Extract the text of every entry below exactly; leave images out.

> **Given data**:
┄┄┄┄┄┄

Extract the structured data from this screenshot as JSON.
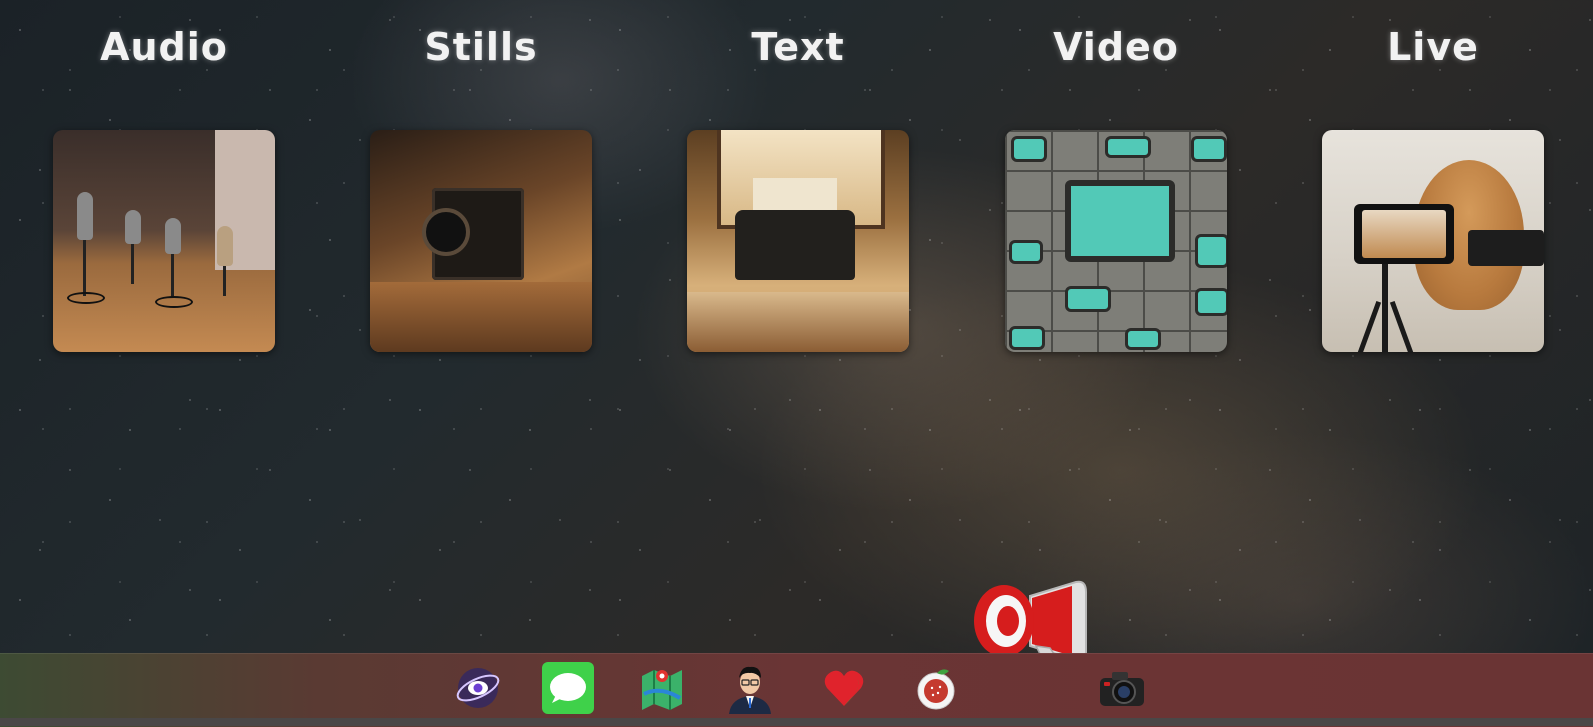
{
  "categories": [
    {
      "title": "Audio",
      "icon": "podcast-microphones-image"
    },
    {
      "title": "Stills",
      "icon": "vintage-camera-image"
    },
    {
      "title": "Text",
      "icon": "typewriter-image"
    },
    {
      "title": "Video",
      "icon": "retro-televisions-image"
    },
    {
      "title": "Live",
      "icon": "dog-livestream-image"
    }
  ],
  "overlay_icon": "megaphone-icon",
  "dock": {
    "items": [
      {
        "icon": "eye-orbit-icon"
      },
      {
        "icon": "messages-icon"
      },
      {
        "icon": "maps-icon"
      },
      {
        "icon": "avatar-icon"
      },
      {
        "icon": "heart-icon"
      },
      {
        "icon": "apple-icon"
      },
      {
        "icon": "camera-icon"
      }
    ]
  },
  "colors": {
    "title": "#f2f2f2",
    "dock": "#6a3535",
    "messages_green": "#3fd14a",
    "megaphone_red": "#d91e1e"
  }
}
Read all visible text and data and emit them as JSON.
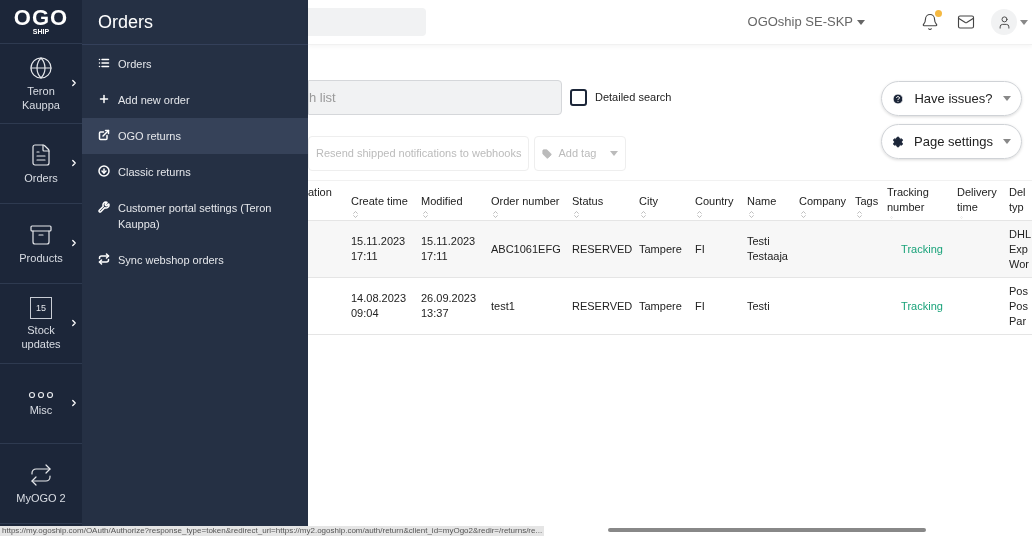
{
  "logo": {
    "text": "OGO",
    "sub": "SHIP"
  },
  "rail": [
    {
      "label": "Teron Kauppa"
    },
    {
      "label": "Orders"
    },
    {
      "label": "Products"
    },
    {
      "label": "Stock updates",
      "icon_text": "15"
    },
    {
      "label": "Misc"
    },
    {
      "label": "MyOGO 2"
    }
  ],
  "flyout": {
    "title": "Orders",
    "items": [
      {
        "label": "Orders",
        "selected": false
      },
      {
        "label": "Add new order",
        "selected": false
      },
      {
        "label": "OGO returns",
        "selected": true
      },
      {
        "label": "Classic returns",
        "selected": false
      },
      {
        "label": "Customer portal settings (Teron Kauppa)",
        "selected": false
      },
      {
        "label": "Sync webshop orders",
        "selected": false
      }
    ]
  },
  "header": {
    "account": "OGOship SE-SKP",
    "notification": true
  },
  "search": {
    "placeholder": "h list"
  },
  "detailed_search": {
    "label": "Detailed search",
    "checked": false
  },
  "side_buttons": [
    {
      "label": "Have issues?"
    },
    {
      "label": "Page settings"
    }
  ],
  "toolbar": [
    {
      "label": "Resend shipped notifications to webhooks",
      "kind": "plain",
      "disabled": true
    },
    {
      "label": "Add tag",
      "kind": "tag",
      "disabled": true
    }
  ],
  "table": {
    "columns": [
      {
        "label": "ation",
        "sortable": false
      },
      {
        "label": "Create time",
        "sortable": true
      },
      {
        "label": "Modified",
        "sortable": true
      },
      {
        "label": "Order number",
        "sortable": true
      },
      {
        "label": "Status",
        "sortable": true
      },
      {
        "label": "City",
        "sortable": true
      },
      {
        "label": "Country",
        "sortable": true
      },
      {
        "label": "Name",
        "sortable": true
      },
      {
        "label": "Company",
        "sortable": true
      },
      {
        "label": "Tags",
        "sortable": true
      },
      {
        "label": "Tracking number",
        "sortable": true
      },
      {
        "label": "Delivery time",
        "sortable": true
      },
      {
        "label": "Del\ntyp",
        "sortable": false
      }
    ],
    "rows": [
      {
        "cells": [
          "",
          "15.11.2023\n17:11",
          "15.11.2023\n17:11",
          "ABC1061EFG",
          "RESERVED",
          "Tampere",
          "FI",
          "Testi\nTestaaja",
          "",
          "",
          "Tracking",
          "",
          "DHL\nExp\nWor"
        ]
      },
      {
        "cells": [
          "",
          "14.08.2023\n09:04",
          "26.09.2023\n13:37",
          "test1",
          "RESERVED",
          "Tampere",
          "FI",
          "Testi",
          "",
          "",
          "Tracking",
          "",
          "Pos\nPos\nPar"
        ]
      }
    ]
  },
  "status_url": "https://my.ogoship.com/OAuth/Authorize?response_type=token&redirect_uri=https://my2.ogoship.com/auth/return&client_id=myOgo2&redir=/returns/re..."
}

┄┄┄┄┄┄

> **Final result**:
Extract the structured data from this screenshot as JSON.
{
  "categories": [
    {
      "title": "Audio",
      "icon": "podcast-microphones-image"
    },
    {
      "title": "Stills",
      "icon": "vintage-camera-image"
    },
    {
      "title": "Text",
      "icon": "typewriter-image"
    },
    {
      "title": "Video",
      "icon": "retro-televisions-image"
    },
    {
      "title": "Live",
      "icon": "dog-livestream-image"
    }
  ],
  "overlay_icon": "megaphone-icon",
  "dock": {
    "items": [
      {
        "icon": "eye-orbit-icon"
      },
      {
        "icon": "messages-icon"
      },
      {
        "icon": "maps-icon"
      },
      {
        "icon": "avatar-icon"
      },
      {
        "icon": "heart-icon"
      },
      {
        "icon": "apple-icon"
      },
      {
        "icon": "camera-icon"
      }
    ]
  },
  "colors": {
    "title": "#f2f2f2",
    "dock": "#6a3535",
    "messages_green": "#3fd14a",
    "megaphone_red": "#d91e1e"
  }
}
Read all visible text and data and emit them as JSON.
{
  "logo": {
    "text": "OGO",
    "sub": "SHIP"
  },
  "rail": [
    {
      "label": "Teron Kauppa"
    },
    {
      "label": "Orders"
    },
    {
      "label": "Products"
    },
    {
      "label": "Stock updates",
      "icon_text": "15"
    },
    {
      "label": "Misc"
    },
    {
      "label": "MyOGO 2"
    }
  ],
  "flyout": {
    "title": "Orders",
    "items": [
      {
        "label": "Orders",
        "selected": false
      },
      {
        "label": "Add new order",
        "selected": false
      },
      {
        "label": "OGO returns",
        "selected": true
      },
      {
        "label": "Classic returns",
        "selected": false
      },
      {
        "label": "Customer portal settings (Teron Kauppa)",
        "selected": false
      },
      {
        "label": "Sync webshop orders",
        "selected": false
      }
    ]
  },
  "header": {
    "account": "OGOship SE-SKP",
    "notification": true
  },
  "search": {
    "placeholder": "h list"
  },
  "detailed_search": {
    "label": "Detailed search",
    "checked": false
  },
  "side_buttons": [
    {
      "label": "Have issues?"
    },
    {
      "label": "Page settings"
    }
  ],
  "toolbar": [
    {
      "label": "Resend shipped notifications to webhooks",
      "kind": "plain",
      "disabled": true
    },
    {
      "label": "Add tag",
      "kind": "tag",
      "disabled": true
    }
  ],
  "table": {
    "columns": [
      {
        "label": "ation",
        "sortable": false
      },
      {
        "label": "Create time",
        "sortable": true
      },
      {
        "label": "Modified",
        "sortable": true
      },
      {
        "label": "Order number",
        "sortable": true
      },
      {
        "label": "Status",
        "sortable": true
      },
      {
        "label": "City",
        "sortable": true
      },
      {
        "label": "Country",
        "sortable": true
      },
      {
        "label": "Name",
        "sortable": true
      },
      {
        "label": "Company",
        "sortable": true
      },
      {
        "label": "Tags",
        "sortable": true
      },
      {
        "label": "Tracking number",
        "sortable": true
      },
      {
        "label": "Delivery time",
        "sortable": true
      },
      {
        "label": "Del\ntyp",
        "sortable": false
      }
    ],
    "rows": [
      {
        "cells": [
          "",
          "15.11.2023\n17:11",
          "15.11.2023\n17:11",
          "ABC1061EFG",
          "RESERVED",
          "Tampere",
          "FI",
          "Testi\nTestaaja",
          "",
          "",
          "Tracking",
          "",
          "DHL\nExp\nWor"
        ]
      },
      {
        "cells": [
          "",
          "14.08.2023\n09:04",
          "26.09.2023\n13:37",
          "test1",
          "RESERVED",
          "Tampere",
          "FI",
          "Testi",
          "",
          "",
          "Tracking",
          "",
          "Pos\nPos\nPar"
        ]
      }
    ]
  },
  "status_url": "https://my.ogoship.com/OAuth/Authorize?response_type=token&redirect_uri=https://my2.ogoship.com/auth/return&client_id=myOgo2&redir=/returns/re..."
}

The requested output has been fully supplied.